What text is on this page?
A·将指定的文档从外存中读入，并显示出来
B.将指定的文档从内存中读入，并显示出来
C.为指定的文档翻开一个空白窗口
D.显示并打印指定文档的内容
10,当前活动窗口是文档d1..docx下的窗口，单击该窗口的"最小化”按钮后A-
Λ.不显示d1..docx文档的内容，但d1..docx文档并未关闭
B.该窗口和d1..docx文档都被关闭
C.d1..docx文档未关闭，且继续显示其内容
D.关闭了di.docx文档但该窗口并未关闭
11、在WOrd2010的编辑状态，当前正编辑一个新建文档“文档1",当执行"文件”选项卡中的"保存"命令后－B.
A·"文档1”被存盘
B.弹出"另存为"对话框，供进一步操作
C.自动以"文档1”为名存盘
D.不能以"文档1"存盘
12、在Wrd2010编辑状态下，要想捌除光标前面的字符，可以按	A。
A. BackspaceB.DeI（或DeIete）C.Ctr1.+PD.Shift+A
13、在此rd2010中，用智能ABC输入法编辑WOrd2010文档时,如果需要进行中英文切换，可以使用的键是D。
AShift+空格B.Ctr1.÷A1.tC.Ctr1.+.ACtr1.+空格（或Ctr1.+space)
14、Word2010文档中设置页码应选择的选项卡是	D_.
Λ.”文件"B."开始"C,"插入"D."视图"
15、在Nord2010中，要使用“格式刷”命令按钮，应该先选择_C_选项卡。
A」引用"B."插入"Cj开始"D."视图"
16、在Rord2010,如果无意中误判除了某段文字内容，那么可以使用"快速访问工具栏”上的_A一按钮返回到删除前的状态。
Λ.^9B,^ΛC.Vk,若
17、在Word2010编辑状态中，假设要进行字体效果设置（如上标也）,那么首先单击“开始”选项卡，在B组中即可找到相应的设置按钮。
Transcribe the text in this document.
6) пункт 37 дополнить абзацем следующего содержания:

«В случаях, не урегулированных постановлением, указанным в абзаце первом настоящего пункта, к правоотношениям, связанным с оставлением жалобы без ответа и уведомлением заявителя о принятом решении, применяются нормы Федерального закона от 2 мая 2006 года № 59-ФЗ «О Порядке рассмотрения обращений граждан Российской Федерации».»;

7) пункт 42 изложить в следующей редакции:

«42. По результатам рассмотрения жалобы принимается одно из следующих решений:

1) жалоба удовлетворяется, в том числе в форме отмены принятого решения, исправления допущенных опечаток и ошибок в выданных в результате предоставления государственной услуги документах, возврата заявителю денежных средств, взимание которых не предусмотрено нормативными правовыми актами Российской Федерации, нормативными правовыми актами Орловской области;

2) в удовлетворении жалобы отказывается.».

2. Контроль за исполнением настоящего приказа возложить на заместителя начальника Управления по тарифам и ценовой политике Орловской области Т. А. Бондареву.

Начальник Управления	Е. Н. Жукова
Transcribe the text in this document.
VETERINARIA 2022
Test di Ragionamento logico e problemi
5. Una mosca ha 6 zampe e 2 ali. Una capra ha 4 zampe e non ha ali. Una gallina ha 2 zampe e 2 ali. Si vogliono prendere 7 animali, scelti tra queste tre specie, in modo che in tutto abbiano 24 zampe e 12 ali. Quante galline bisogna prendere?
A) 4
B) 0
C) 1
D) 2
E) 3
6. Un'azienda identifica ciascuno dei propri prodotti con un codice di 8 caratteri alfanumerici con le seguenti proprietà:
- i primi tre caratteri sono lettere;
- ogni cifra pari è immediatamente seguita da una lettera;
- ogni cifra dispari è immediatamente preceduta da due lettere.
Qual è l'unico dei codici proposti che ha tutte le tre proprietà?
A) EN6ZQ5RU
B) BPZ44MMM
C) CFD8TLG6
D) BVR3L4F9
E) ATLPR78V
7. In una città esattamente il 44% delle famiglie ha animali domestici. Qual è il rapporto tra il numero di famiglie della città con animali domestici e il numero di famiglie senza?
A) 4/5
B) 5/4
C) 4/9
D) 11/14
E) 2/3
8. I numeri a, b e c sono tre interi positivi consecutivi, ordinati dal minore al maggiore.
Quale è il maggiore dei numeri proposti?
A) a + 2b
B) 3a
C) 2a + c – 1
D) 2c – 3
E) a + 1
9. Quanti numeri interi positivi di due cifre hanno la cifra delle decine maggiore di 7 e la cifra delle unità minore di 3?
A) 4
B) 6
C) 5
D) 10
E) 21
........
**Given exercise**
Find the string "minore" in the listing and return every line that holds it.

**Task answer**
8. I numeri a, b e c sono tre interi positivi consecutivi, ordinati dal minore al maggiore.
9. Quanti numeri interi positivi di due cifre hanno la cifra delle decine maggiore di 7 e la cifra delle unità minore di 3?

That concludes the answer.